[Exercise description] Quote the listing below in its entirety.

[Data provided]
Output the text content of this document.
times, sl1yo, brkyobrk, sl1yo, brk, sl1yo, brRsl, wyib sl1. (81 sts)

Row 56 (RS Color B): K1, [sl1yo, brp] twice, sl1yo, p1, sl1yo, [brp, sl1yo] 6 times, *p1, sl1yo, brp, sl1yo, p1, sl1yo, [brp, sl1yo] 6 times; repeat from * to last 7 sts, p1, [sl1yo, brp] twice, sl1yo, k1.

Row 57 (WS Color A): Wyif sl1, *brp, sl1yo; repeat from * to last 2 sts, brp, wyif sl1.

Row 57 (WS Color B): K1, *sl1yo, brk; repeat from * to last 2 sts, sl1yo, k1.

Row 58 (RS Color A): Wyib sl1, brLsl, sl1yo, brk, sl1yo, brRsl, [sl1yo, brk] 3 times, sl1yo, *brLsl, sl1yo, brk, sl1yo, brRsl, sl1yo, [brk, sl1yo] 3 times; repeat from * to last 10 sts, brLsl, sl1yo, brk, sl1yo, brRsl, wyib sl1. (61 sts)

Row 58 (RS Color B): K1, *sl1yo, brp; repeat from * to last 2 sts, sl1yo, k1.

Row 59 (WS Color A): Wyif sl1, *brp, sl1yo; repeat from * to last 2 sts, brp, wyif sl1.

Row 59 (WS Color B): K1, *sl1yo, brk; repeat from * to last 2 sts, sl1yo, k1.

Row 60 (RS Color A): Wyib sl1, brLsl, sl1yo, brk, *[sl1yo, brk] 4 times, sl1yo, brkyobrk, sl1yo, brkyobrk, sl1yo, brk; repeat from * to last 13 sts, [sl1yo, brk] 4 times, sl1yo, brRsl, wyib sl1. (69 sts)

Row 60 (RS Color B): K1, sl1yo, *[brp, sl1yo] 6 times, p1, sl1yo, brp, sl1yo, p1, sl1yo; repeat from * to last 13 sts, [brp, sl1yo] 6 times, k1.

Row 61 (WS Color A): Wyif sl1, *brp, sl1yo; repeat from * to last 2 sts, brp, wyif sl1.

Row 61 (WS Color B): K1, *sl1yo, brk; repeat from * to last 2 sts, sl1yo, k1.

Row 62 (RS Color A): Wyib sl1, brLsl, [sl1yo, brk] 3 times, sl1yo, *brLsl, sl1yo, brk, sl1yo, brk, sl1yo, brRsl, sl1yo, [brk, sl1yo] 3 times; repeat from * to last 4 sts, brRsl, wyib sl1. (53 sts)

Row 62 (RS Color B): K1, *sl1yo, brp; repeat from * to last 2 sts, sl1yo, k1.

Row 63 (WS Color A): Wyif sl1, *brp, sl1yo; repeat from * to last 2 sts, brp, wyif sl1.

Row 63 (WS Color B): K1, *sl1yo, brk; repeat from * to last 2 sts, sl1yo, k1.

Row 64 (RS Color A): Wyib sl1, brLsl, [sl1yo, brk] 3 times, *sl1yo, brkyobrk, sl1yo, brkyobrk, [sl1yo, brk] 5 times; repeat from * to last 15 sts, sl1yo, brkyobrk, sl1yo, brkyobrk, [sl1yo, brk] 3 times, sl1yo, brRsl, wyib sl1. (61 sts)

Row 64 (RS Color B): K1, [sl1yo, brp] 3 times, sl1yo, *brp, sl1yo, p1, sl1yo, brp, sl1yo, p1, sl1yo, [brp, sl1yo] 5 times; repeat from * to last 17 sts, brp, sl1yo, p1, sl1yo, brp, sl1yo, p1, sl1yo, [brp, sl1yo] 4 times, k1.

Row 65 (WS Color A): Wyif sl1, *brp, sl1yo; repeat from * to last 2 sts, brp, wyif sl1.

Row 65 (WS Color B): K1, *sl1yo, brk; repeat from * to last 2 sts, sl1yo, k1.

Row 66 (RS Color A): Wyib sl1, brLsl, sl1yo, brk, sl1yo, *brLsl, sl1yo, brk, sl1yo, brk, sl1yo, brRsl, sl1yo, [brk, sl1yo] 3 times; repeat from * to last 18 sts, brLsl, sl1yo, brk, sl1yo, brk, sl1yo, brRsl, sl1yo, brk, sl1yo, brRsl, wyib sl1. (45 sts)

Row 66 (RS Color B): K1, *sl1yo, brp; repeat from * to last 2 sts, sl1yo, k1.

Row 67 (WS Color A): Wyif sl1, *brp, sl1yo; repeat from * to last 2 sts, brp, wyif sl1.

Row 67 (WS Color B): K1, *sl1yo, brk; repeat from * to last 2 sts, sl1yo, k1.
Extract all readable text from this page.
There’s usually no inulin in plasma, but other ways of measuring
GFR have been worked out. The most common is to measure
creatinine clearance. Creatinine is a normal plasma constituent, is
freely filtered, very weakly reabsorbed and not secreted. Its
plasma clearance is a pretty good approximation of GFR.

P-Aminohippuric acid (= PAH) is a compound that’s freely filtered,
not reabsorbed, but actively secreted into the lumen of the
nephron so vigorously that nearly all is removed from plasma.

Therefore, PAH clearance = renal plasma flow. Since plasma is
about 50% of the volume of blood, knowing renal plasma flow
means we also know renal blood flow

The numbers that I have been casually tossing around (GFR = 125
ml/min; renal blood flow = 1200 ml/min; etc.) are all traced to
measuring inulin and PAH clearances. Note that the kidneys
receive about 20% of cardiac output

[Full solution]
Output the text content of this document.
times, sl1yo, brkyobrk, sl1yo, brk, sl1yo, brRsl, wyib sl1. (81 sts)

Row 56 (RS Color B): K1, [sl1yo, brp] twice, sl1yo, p1, sl1yo, [brp, sl1yo] 6 times, *p1, sl1yo, brp, sl1yo, p1, sl1yo, [brp, sl1yo] 6 times; repeat from * to last 7 sts, p1, [sl1yo, brp] twice, sl1yo, k1.

Row 57 (WS Color A): Wyif sl1, *brp, sl1yo; repeat from * to last 2 sts, brp, wyif sl1.

Row 57 (WS Color B): K1, *sl1yo, brk; repeat from * to last 2 sts, sl1yo, k1.

Row 58 (RS Color A): Wyib sl1, brLsl, sl1yo, brk, sl1yo, brRsl, [sl1yo, brk] 3 times, sl1yo, *brLsl, sl1yo, brk, sl1yo, brRsl, sl1yo, [brk, sl1yo] 3 times; repeat from * to last 10 sts, brLsl, sl1yo, brk, sl1yo, brRsl, wyib sl1. (61 sts)

Row 58 (RS Color B): K1, *sl1yo, brp; repeat from * to last 2 sts, sl1yo, k1.

Row 59 (WS Color A): Wyif sl1, *brp, sl1yo; repeat from * to last 2 sts, brp, wyif sl1.

Row 59 (WS Color B): K1, *sl1yo, brk; repeat from * to last 2 sts, sl1yo, k1.

Row 60 (RS Color A): Wyib sl1, brLsl, sl1yo, brk, *[sl1yo, brk] 4 times, sl1yo, brkyobrk, sl1yo, brkyobrk, sl1yo, brk; repeat from * to last 13 sts, [sl1yo, brk] 4 times, sl1yo, brRsl, wyib sl1. (69 sts)

Row 60 (RS Color B): K1, sl1yo, *[brp, sl1yo] 6 times, p1, sl1yo, brp, sl1yo, p1, sl1yo; repeat from * to last 13 sts, [brp, sl1yo] 6 times, k1.

Row 61 (WS Color A): Wyif sl1, *brp, sl1yo; repeat from * to last 2 sts, brp, wyif sl1.

Row 61 (WS Color B): K1, *sl1yo, brk; repeat from * to last 2 sts, sl1yo, k1.

Row 62 (RS Color A): Wyib sl1, brLsl, [sl1yo, brk] 3 times, sl1yo, *brLsl, sl1yo, brk, sl1yo, brk, sl1yo, brRsl, sl1yo, [brk, sl1yo] 3 times; repeat from * to last 4 sts, brRsl, wyib sl1. (53 sts)

Row 62 (RS Color B): K1, *sl1yo, brp; repeat from * to last 2 sts, sl1yo, k1.

Row 63 (WS Color A): Wyif sl1, *brp, sl1yo; repeat from * to last 2 sts, brp, wyif sl1.

Row 63 (WS Color B): K1, *sl1yo, brk; repeat from * to last 2 sts, sl1yo, k1.

Row 64 (RS Color A): Wyib sl1, brLsl, [sl1yo, brk] 3 times, *sl1yo, brkyobrk, sl1yo, brkyobrk, [sl1yo, brk] 5 times; repeat from * to last 15 sts, sl1yo, brkyobrk, sl1yo, brkyobrk, [sl1yo, brk] 3 times, sl1yo, brRsl, wyib sl1. (61 sts)

Row 64 (RS Color B): K1, [sl1yo, brp] 3 times, sl1yo, *brp, sl1yo, p1, sl1yo, brp, sl1yo, p1, sl1yo, [brp, sl1yo] 5 times; repeat from * to last 17 sts, brp, sl1yo, p1, sl1yo, brp, sl1yo, p1, sl1yo, [brp, sl1yo] 4 times, k1.

Row 65 (WS Color A): Wyif sl1, *brp, sl1yo; repeat from * to last 2 sts, brp, wyif sl1.

Row 65 (WS Color B): K1, *sl1yo, brk; repeat from * to last 2 sts, sl1yo, k1.

Row 66 (RS Color A): Wyib sl1, brLsl, sl1yo, brk, sl1yo, *brLsl, sl1yo, brk, sl1yo, brk, sl1yo, brRsl, sl1yo, [brk, sl1yo] 3 times; repeat from * to last 18 sts, brLsl, sl1yo, brk, sl1yo, brk, sl1yo, brRsl, sl1yo, brk, sl1yo, brRsl, wyib sl1. (45 sts)

Row 66 (RS Color B): K1, *sl1yo, brp; repeat from * to last 2 sts, sl1yo, k1.

Row 67 (WS Color A): Wyif sl1, *brp, sl1yo; repeat from * to last 2 sts, brp, wyif sl1.

Row 67 (WS Color B): K1, *sl1yo, brk; repeat from * to last 2 sts, sl1yo, k1.
Extract all readable text from this page.
There’s usually no inulin in plasma, but other ways of measuring
GFR have been worked out. The most common is to measure
creatinine clearance. Creatinine is a normal plasma constituent, is
freely filtered, very weakly reabsorbed and not secreted. Its
plasma clearance is a pretty good approximation of GFR.

P-Aminohippuric acid (= PAH) is a compound that’s freely filtered,
not reabsorbed, but actively secreted into the lumen of the
nephron so vigorously that nearly all is removed from plasma.

Therefore, PAH clearance = renal plasma flow. Since plasma is
about 50% of the volume of blood, knowing renal plasma flow
means we also know renal blood flow

The numbers that I have been casually tossing around (GFR = 125
ml/min; renal blood flow = 1200 ml/min; etc.) are all traced to
measuring inulin and PAH clearances. Note that the kidneys
receive about 20% of cardiac output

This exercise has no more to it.